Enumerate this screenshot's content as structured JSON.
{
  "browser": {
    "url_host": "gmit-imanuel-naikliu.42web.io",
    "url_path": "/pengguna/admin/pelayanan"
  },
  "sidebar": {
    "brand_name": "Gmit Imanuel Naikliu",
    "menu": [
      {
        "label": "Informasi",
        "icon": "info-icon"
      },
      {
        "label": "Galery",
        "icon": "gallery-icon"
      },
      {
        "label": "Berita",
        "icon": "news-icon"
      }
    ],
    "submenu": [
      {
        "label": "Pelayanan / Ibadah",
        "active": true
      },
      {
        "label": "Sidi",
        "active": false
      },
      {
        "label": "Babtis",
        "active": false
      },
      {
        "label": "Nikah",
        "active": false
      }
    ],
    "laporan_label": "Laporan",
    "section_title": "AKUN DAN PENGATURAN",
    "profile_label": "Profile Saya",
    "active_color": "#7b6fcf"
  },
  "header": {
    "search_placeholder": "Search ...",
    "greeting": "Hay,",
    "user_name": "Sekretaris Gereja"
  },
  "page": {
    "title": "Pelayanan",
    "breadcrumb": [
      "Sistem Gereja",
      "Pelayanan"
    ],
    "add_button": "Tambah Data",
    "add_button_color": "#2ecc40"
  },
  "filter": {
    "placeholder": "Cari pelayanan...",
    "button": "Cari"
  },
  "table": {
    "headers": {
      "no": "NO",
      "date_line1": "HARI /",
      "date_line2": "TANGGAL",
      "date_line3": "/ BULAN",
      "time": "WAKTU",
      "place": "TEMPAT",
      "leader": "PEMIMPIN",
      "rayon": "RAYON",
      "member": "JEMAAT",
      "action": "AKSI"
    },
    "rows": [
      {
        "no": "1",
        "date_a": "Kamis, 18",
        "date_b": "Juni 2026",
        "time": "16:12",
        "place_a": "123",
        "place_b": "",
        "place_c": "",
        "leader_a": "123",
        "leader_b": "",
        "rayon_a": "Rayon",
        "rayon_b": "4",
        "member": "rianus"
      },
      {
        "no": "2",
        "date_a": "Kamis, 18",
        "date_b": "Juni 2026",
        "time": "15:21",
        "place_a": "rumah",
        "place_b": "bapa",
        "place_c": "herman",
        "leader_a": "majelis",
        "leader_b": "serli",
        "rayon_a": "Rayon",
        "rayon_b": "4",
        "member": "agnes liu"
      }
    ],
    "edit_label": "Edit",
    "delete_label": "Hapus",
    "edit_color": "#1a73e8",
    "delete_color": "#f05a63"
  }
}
━━━━━━━━
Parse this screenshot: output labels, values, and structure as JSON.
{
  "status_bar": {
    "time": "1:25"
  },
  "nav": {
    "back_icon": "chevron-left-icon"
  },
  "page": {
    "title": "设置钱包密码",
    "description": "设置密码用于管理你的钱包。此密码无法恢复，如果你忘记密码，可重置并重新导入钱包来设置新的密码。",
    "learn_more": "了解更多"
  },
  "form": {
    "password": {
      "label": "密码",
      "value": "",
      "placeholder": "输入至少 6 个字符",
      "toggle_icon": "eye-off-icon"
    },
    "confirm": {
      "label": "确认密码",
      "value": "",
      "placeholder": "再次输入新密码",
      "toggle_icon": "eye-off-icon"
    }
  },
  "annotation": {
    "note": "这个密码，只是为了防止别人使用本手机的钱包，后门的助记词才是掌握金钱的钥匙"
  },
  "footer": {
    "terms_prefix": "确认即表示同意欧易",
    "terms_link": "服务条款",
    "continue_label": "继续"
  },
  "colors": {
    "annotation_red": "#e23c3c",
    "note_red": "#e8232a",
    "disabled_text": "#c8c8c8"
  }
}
━━━━━━━━
PROMPT.
Go through the records above and copy every line with the word "JSON".

WORKED SOLUTION.
Enumerate this screenshot's content as structured JSON.
Parse this screenshot: output labels, values, and structure as JSON.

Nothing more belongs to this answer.